Copy out every record below exactly as written, but leave out any pictures.
• • • • • • •
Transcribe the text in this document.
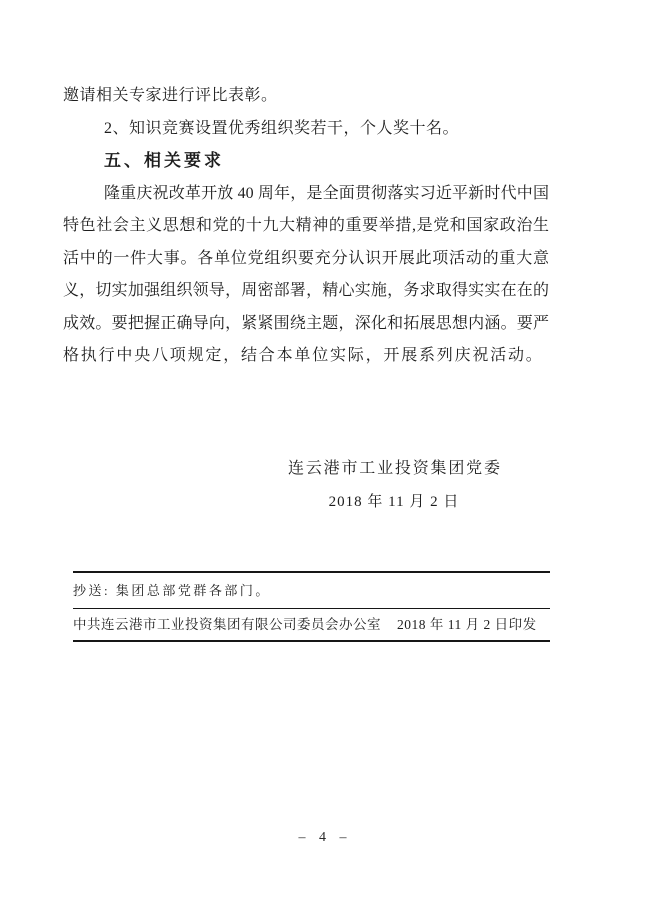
邀请相关专家进行评比表彰。

2、知识竞赛设置优秀组织奖若干，个人奖十名。

五、相关要求

隆重庆祝改革开放 40 周年，是全面贯彻落实习近平新时代中国

特色社会主义思想和党的十九大精神的重要举措,是党和国家政治生

活中的一件大事。各单位党组织要充分认识开展此项活动的重大意

义，切实加强组织领导，周密部署，精心实施，务求取得实实在在的

成效。要把握正确导向，紧紧围绕主题，深化和拓展思想内涵。要严

格执行中央八项规定，结合本单位实际，开展系列庆祝活动。

连云港市工业投资集团党委

2018 年 11 月 2 日

抄送: 集团总部党群各部门。

中共连云港市工业投资集团有限公司委员会办公室 2018 年 11 月 2 日印发

– 4 –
• • • • • • •
Task solution:
Transcribe the text in this document.
邀请相关专家进行评比表彰。

2、知识竞赛设置优秀组织奖若干，个人奖十名。

五、相关要求

隆重庆祝改革开放 40 周年，是全面贯彻落实习近平新时代中国

特色社会主义思想和党的十九大精神的重要举措,是党和国家政治生

活中的一件大事。各单位党组织要充分认识开展此项活动的重大意

义，切实加强组织领导，周密部署，精心实施，务求取得实实在在的

成效。要把握正确导向，紧紧围绕主题，深化和拓展思想内涵。要严

格执行中央八项规定，结合本单位实际，开展系列庆祝活动。

连云港市工业投资集团党委

2018 年 11 月 2 日

抄送: 集团总部党群各部门。

中共连云港市工业投资集团有限公司委员会办公室 2018 年 11 月 2 日印发

– 4 –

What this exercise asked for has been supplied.